**STATED TASK**: Keep only the lines that hold the string "this", filtering out the rest of the entries below.

**RECORD EXCERPTS**:

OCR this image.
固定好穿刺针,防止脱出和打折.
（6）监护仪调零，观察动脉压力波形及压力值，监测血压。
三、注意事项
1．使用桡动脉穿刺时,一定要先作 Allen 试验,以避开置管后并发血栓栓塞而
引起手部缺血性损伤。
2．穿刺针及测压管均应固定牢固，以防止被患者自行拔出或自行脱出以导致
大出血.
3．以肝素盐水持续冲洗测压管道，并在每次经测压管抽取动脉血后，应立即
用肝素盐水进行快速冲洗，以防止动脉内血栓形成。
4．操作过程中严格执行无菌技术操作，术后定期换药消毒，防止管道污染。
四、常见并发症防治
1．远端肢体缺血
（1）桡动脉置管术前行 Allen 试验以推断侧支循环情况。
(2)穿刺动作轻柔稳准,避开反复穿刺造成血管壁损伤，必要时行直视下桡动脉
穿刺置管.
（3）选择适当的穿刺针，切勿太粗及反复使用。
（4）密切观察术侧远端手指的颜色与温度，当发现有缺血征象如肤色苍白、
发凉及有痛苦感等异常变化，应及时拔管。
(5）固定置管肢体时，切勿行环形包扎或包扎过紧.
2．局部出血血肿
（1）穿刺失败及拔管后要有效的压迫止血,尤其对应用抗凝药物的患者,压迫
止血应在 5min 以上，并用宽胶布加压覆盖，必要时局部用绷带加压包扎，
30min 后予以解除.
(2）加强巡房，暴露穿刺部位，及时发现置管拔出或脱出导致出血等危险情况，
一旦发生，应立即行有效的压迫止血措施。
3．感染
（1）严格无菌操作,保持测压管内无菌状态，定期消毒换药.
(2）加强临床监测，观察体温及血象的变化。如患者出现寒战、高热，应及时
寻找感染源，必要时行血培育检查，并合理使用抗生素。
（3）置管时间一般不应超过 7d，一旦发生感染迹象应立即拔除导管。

...

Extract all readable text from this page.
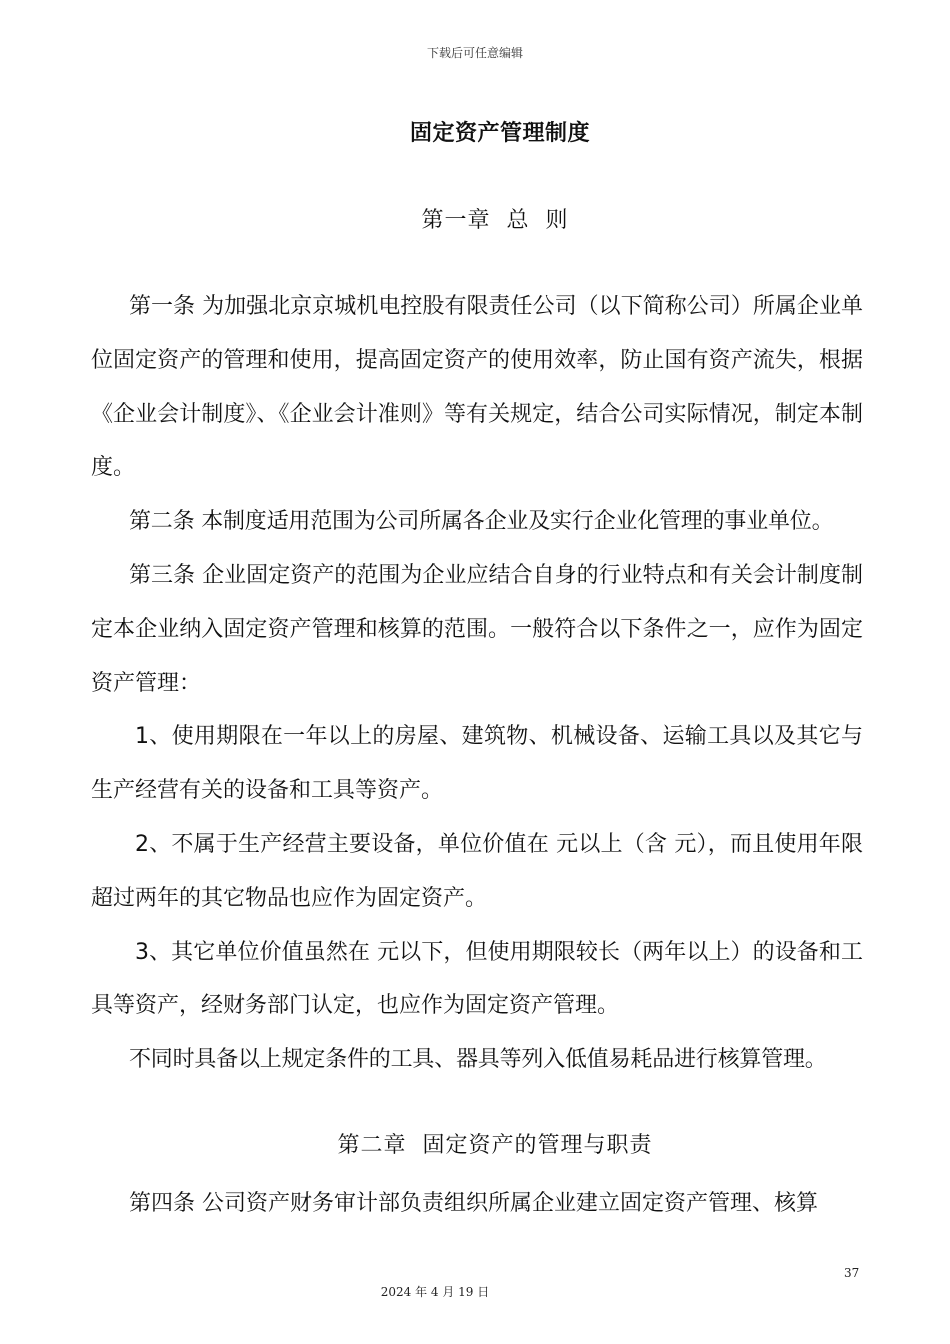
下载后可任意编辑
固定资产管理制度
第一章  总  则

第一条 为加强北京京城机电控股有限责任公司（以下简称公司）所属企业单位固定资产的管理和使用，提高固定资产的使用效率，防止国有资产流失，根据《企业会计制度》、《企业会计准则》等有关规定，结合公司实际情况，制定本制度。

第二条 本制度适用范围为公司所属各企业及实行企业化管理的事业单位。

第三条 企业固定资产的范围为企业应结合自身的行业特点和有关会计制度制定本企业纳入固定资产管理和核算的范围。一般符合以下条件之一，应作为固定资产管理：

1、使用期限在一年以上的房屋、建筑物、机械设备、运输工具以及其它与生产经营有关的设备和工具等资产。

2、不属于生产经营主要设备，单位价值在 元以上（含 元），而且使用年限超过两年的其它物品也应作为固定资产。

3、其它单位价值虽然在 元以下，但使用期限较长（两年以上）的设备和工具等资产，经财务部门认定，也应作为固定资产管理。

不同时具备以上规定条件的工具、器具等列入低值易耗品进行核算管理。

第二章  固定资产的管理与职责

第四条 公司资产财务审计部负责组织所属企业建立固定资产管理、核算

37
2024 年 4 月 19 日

**PROBLEM SOLUTION**:
OCR this image.
Extract all readable text from this page.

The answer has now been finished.